## START Exercise input

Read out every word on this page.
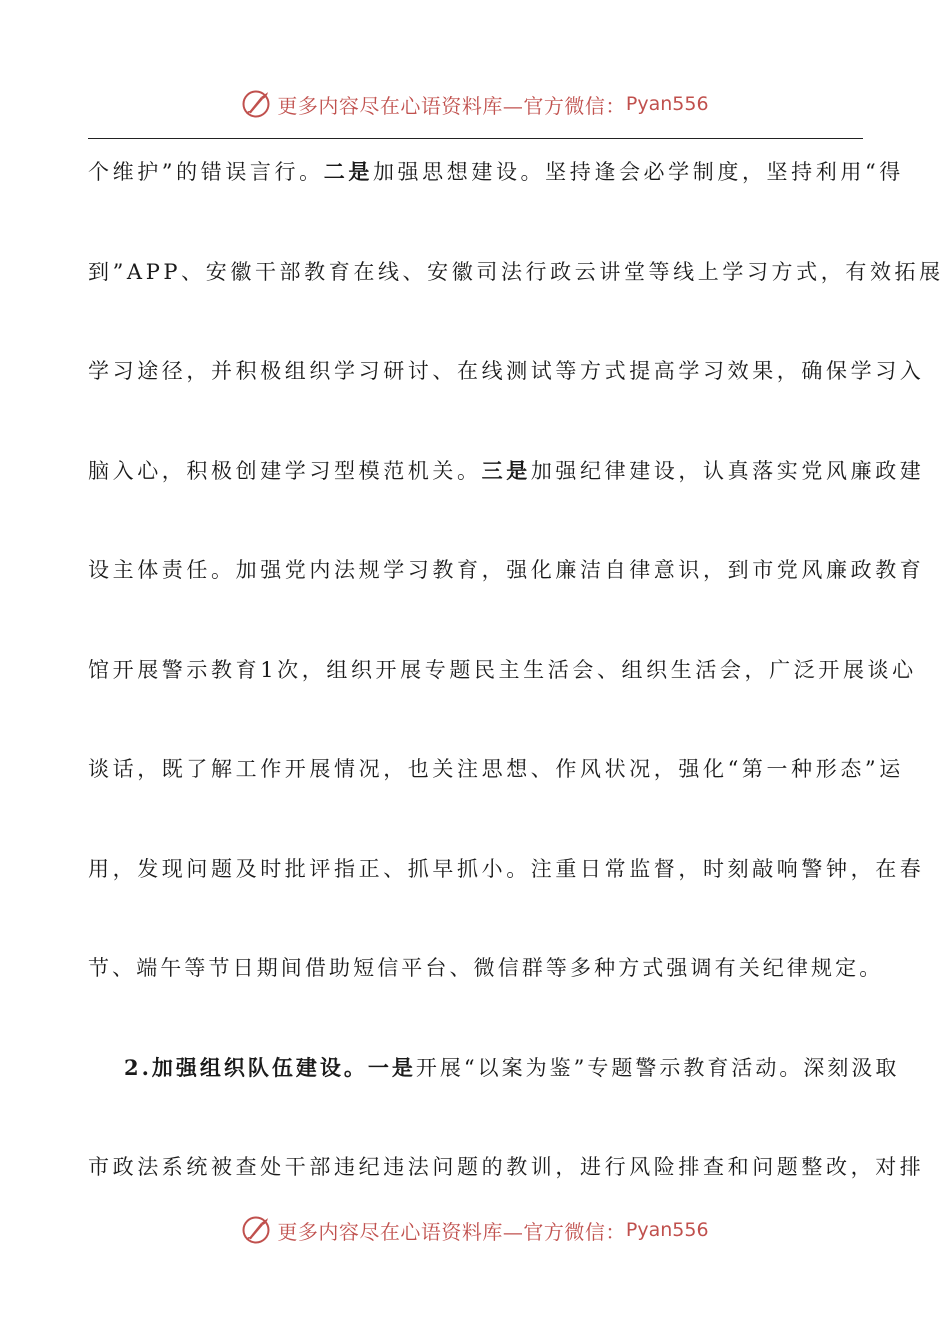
更多内容尽在心语资料库— 官方微信： Pyan556
个维护”的错误言行。二是加强思想建设。坚持逢会必学制度，坚持利用“得
到”APP、安徽干部教育在线、安徽司法行政云讲堂等线上学习方式，有效拓展
学习途径，并积极组织学习研讨、在线测试等方式提高学习效果，确保学习入
脑入心，积极创建学习型模范机关。三是加强纪律建设，认真落实党风廉政建
设主体责任。加强党内法规学习教育，强化廉洁自律意识，到市党风廉政教育
馆开展警示教育1次，组织开展专题民主生活会、组织生活会，广泛开展谈心
谈话，既了解工作开展情况，也关注思想、作风状况，强化“第一种形态”运
用，发现问题及时批评指正、抓早抓小。注重日常监督，时刻敲响警钟，在春
节、端午等节日期间借助短信平台、微信群等多种方式强调有关纪律规定。
2.加强组织队伍建设。一是开展“以案为鉴”专题警示教育活动。深刻汲取
市政法系统被查处干部违纪违法问题的教训，进行风险排查和问题整改，对排
更多内容尽在心语资料库— 官方微信： Pyan556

## END Exercise input

» **Written instruction**
Copy the material exactly. Do not include the pictures.

» **Reply to the exercise**
Read out every word on this page.
更多内容尽在心语资料库— 官方微信： Pyan556
个维护”的错误言行。二是加强思想建设。坚持逢会必学制度，坚持利用“得
到”APP、安徽干部教育在线、安徽司法行政云讲堂等线上学习方式，有效拓展
学习途径，并积极组织学习研讨、在线测试等方式提高学习效果，确保学习入
脑入心，积极创建学习型模范机关。三是加强纪律建设，认真落实党风廉政建
设主体责任。加强党内法规学习教育，强化廉洁自律意识，到市党风廉政教育
馆开展警示教育1次，组织开展专题民主生活会、组织生活会，广泛开展谈心
谈话，既了解工作开展情况，也关注思想、作风状况，强化“第一种形态”运
用，发现问题及时批评指正、抓早抓小。注重日常监督，时刻敲响警钟，在春
节、端午等节日期间借助短信平台、微信群等多种方式强调有关纪律规定。
2.加强组织队伍建设。一是开展“以案为鉴”专题警示教育活动。深刻汲取
市政法系统被查处干部违纪违法问题的教训，进行风险排查和问题整改，对排
更多内容尽在心语资料库— 官方微信： Pyan556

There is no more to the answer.